*Requirement*: Set the following entries down again exactly, line by line.

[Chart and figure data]
══════
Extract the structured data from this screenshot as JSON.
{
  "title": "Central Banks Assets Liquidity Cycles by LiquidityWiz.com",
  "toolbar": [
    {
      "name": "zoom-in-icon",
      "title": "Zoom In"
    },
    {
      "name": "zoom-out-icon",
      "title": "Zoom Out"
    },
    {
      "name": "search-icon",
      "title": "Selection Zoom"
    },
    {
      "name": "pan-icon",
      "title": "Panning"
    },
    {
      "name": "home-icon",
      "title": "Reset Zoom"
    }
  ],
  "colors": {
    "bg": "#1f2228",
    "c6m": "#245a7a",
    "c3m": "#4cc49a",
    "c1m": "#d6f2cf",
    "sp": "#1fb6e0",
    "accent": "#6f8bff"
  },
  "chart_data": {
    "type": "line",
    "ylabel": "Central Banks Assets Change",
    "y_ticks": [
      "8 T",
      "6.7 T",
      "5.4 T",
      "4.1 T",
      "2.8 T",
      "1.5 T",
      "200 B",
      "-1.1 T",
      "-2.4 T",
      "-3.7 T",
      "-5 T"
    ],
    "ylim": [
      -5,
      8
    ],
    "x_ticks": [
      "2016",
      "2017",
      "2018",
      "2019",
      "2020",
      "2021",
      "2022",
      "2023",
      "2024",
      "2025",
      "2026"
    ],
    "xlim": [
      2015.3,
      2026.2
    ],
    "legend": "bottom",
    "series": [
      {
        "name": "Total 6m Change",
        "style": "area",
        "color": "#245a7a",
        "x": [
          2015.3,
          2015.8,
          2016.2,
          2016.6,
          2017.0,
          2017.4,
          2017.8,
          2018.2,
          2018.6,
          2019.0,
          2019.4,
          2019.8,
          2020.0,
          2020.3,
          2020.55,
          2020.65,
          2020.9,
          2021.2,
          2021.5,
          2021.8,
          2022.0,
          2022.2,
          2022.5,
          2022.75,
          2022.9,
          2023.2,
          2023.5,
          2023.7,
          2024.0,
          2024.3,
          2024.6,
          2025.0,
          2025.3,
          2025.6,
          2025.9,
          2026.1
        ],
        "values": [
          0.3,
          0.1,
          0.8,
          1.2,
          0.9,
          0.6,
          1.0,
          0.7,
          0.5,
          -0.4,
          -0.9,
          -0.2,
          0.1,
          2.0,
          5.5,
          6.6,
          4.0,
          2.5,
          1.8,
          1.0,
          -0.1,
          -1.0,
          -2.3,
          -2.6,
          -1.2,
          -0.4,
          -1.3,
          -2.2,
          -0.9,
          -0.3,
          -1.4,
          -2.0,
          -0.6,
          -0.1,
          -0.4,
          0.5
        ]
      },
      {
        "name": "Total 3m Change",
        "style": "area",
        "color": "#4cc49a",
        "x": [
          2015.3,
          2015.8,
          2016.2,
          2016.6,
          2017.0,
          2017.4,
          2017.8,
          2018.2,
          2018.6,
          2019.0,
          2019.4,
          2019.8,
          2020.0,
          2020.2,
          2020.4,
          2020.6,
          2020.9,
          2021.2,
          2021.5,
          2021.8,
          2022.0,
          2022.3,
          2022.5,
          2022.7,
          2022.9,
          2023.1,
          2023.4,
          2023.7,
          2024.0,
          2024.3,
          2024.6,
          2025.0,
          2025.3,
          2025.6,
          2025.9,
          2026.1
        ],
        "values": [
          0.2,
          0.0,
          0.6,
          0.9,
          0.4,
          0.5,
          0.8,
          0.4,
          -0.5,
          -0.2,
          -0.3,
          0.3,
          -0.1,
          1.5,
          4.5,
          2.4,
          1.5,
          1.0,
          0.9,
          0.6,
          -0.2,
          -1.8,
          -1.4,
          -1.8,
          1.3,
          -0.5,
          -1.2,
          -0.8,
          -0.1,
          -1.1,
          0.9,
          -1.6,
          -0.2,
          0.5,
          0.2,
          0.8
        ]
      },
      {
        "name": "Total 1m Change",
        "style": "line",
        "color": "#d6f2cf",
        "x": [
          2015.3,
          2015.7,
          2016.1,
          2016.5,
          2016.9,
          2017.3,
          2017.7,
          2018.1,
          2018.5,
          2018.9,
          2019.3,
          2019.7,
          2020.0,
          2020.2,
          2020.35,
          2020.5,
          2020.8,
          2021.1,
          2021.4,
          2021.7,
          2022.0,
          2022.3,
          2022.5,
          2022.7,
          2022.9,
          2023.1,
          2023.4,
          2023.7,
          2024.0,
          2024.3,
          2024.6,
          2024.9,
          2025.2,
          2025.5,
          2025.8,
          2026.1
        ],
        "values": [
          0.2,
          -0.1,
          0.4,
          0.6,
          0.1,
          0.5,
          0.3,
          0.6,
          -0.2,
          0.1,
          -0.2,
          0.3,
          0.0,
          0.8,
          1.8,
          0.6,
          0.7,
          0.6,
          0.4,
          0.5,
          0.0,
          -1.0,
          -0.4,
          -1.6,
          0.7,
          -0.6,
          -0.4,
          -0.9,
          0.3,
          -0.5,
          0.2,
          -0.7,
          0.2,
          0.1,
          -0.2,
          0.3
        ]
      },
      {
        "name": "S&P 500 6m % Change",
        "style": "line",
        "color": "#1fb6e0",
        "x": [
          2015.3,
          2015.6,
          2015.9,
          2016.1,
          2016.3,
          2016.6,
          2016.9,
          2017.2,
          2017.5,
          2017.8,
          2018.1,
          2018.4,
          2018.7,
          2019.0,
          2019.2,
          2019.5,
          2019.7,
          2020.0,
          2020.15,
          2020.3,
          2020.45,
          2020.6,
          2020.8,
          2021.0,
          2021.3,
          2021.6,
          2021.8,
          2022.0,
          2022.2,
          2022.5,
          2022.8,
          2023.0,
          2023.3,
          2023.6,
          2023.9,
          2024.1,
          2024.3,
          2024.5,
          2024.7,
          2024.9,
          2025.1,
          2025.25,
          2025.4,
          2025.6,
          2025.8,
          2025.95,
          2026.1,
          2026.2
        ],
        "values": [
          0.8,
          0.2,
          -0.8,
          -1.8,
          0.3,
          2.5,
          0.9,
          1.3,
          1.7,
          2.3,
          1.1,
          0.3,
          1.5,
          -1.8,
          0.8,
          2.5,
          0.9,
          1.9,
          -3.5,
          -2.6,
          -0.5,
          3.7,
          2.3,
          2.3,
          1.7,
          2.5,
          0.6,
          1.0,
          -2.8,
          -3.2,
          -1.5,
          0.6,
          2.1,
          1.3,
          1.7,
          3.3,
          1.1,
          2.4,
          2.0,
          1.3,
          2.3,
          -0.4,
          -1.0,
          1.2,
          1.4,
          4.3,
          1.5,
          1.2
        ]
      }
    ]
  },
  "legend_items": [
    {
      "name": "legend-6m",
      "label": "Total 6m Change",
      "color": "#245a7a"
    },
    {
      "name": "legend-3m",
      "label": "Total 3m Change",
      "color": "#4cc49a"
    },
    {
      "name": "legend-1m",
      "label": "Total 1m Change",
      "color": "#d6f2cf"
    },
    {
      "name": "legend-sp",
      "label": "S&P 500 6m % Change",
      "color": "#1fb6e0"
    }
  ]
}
══════
*Complete response*:
Extract the structured data from this screenshot as JSON.
{
  "title": "Central Banks Assets Liquidity Cycles by LiquidityWiz.com",
  "toolbar": [
    {
      "name": "zoom-in-icon",
      "title": "Zoom In"
    },
    {
      "name": "zoom-out-icon",
      "title": "Zoom Out"
    },
    {
      "name": "search-icon",
      "title": "Selection Zoom"
    },
    {
      "name": "pan-icon",
      "title": "Panning"
    },
    {
      "name": "home-icon",
      "title": "Reset Zoom"
    }
  ],
  "colors": {
    "bg": "#1f2228",
    "c6m": "#245a7a",
    "c3m": "#4cc49a",
    "c1m": "#d6f2cf",
    "sp": "#1fb6e0",
    "accent": "#6f8bff"
  },
  "chart_data": {
    "type": "line",
    "ylabel": "Central Banks Assets Change",
    "y_ticks": [
      "8 T",
      "6.7 T",
      "5.4 T",
      "4.1 T",
      "2.8 T",
      "1.5 T",
      "200 B",
      "-1.1 T",
      "-2.4 T",
      "-3.7 T",
      "-5 T"
    ],
    "ylim": [
      -5,
      8
    ],
    "x_ticks": [
      "2016",
      "2017",
      "2018",
      "2019",
      "2020",
      "2021",
      "2022",
      "2023",
      "2024",
      "2025",
      "2026"
    ],
    "xlim": [
      2015.3,
      2026.2
    ],
    "legend": "bottom",
    "series": [
      {
        "name": "Total 6m Change",
        "style": "area",
        "color": "#245a7a",
        "x": [
          2015.3,
          2015.8,
          2016.2,
          2016.6,
          2017.0,
          2017.4,
          2017.8,
          2018.2,
          2018.6,
          2019.0,
          2019.4,
          2019.8,
          2020.0,
          2020.3,
          2020.55,
          2020.65,
          2020.9,
          2021.2,
          2021.5,
          2021.8,
          2022.0,
          2022.2,
          2022.5,
          2022.75,
          2022.9,
          2023.2,
          2023.5,
          2023.7,
          2024.0,
          2024.3,
          2024.6,
          2025.0,
          2025.3,
          2025.6,
          2025.9,
          2026.1
        ],
        "values": [
          0.3,
          0.1,
          0.8,
          1.2,
          0.9,
          0.6,
          1.0,
          0.7,
          0.5,
          -0.4,
          -0.9,
          -0.2,
          0.1,
          2.0,
          5.5,
          6.6,
          4.0,
          2.5,
          1.8,
          1.0,
          -0.1,
          -1.0,
          -2.3,
          -2.6,
          -1.2,
          -0.4,
          -1.3,
          -2.2,
          -0.9,
          -0.3,
          -1.4,
          -2.0,
          -0.6,
          -0.1,
          -0.4,
          0.5
        ]
      },
      {
        "name": "Total 3m Change",
        "style": "area",
        "color": "#4cc49a",
        "x": [
          2015.3,
          2015.8,
          2016.2,
          2016.6,
          2017.0,
          2017.4,
          2017.8,
          2018.2,
          2018.6,
          2019.0,
          2019.4,
          2019.8,
          2020.0,
          2020.2,
          2020.4,
          2020.6,
          2020.9,
          2021.2,
          2021.5,
          2021.8,
          2022.0,
          2022.3,
          2022.5,
          2022.7,
          2022.9,
          2023.1,
          2023.4,
          2023.7,
          2024.0,
          2024.3,
          2024.6,
          2025.0,
          2025.3,
          2025.6,
          2025.9,
          2026.1
        ],
        "values": [
          0.2,
          0.0,
          0.6,
          0.9,
          0.4,
          0.5,
          0.8,
          0.4,
          -0.5,
          -0.2,
          -0.3,
          0.3,
          -0.1,
          1.5,
          4.5,
          2.4,
          1.5,
          1.0,
          0.9,
          0.6,
          -0.2,
          -1.8,
          -1.4,
          -1.8,
          1.3,
          -0.5,
          -1.2,
          -0.8,
          -0.1,
          -1.1,
          0.9,
          -1.6,
          -0.2,
          0.5,
          0.2,
          0.8
        ]
      },
      {
        "name": "Total 1m Change",
        "style": "line",
        "color": "#d6f2cf",
        "x": [
          2015.3,
          2015.7,
          2016.1,
          2016.5,
          2016.9,
          2017.3,
          2017.7,
          2018.1,
          2018.5,
          2018.9,
          2019.3,
          2019.7,
          2020.0,
          2020.2,
          2020.35,
          2020.5,
          2020.8,
          2021.1,
          2021.4,
          2021.7,
          2022.0,
          2022.3,
          2022.5,
          2022.7,
          2022.9,
          2023.1,
          2023.4,
          2023.7,
          2024.0,
          2024.3,
          2024.6,
          2024.9,
          2025.2,
          2025.5,
          2025.8,
          2026.1
        ],
        "values": [
          0.2,
          -0.1,
          0.4,
          0.6,
          0.1,
          0.5,
          0.3,
          0.6,
          -0.2,
          0.1,
          -0.2,
          0.3,
          0.0,
          0.8,
          1.8,
          0.6,
          0.7,
          0.6,
          0.4,
          0.5,
          0.0,
          -1.0,
          -0.4,
          -1.6,
          0.7,
          -0.6,
          -0.4,
          -0.9,
          0.3,
          -0.5,
          0.2,
          -0.7,
          0.2,
          0.1,
          -0.2,
          0.3
        ]
      },
      {
        "name": "S&P 500 6m % Change",
        "style": "line",
        "color": "#1fb6e0",
        "x": [
          2015.3,
          2015.6,
          2015.9,
          2016.1,
          2016.3,
          2016.6,
          2016.9,
          2017.2,
          2017.5,
          2017.8,
          2018.1,
          2018.4,
          2018.7,
          2019.0,
          2019.2,
          2019.5,
          2019.7,
          2020.0,
          2020.15,
          2020.3,
          2020.45,
          2020.6,
          2020.8,
          2021.0,
          2021.3,
          2021.6,
          2021.8,
          2022.0,
          2022.2,
          2022.5,
          2022.8,
          2023.0,
          2023.3,
          2023.6,
          2023.9,
          2024.1,
          2024.3,
          2024.5,
          2024.7,
          2024.9,
          2025.1,
          2025.25,
          2025.4,
          2025.6,
          2025.8,
          2025.95,
          2026.1,
          2026.2
        ],
        "values": [
          0.8,
          0.2,
          -0.8,
          -1.8,
          0.3,
          2.5,
          0.9,
          1.3,
          1.7,
          2.3,
          1.1,
          0.3,
          1.5,
          -1.8,
          0.8,
          2.5,
          0.9,
          1.9,
          -3.5,
          -2.6,
          -0.5,
          3.7,
          2.3,
          2.3,
          1.7,
          2.5,
          0.6,
          1.0,
          -2.8,
          -3.2,
          -1.5,
          0.6,
          2.1,
          1.3,
          1.7,
          3.3,
          1.1,
          2.4,
          2.0,
          1.3,
          2.3,
          -0.4,
          -1.0,
          1.2,
          1.4,
          4.3,
          1.5,
          1.2
        ]
      }
    ]
  },
  "legend_items": [
    {
      "name": "legend-6m",
      "label": "Total 6m Change",
      "color": "#245a7a"
    },
    {
      "name": "legend-3m",
      "label": "Total 3m Change",
      "color": "#4cc49a"
    },
    {
      "name": "legend-1m",
      "label": "Total 1m Change",
      "color": "#d6f2cf"
    },
    {
      "name": "legend-sp",
      "label": "S&P 500 6m % Change",
      "color": "#1fb6e0"
    }
  ]
}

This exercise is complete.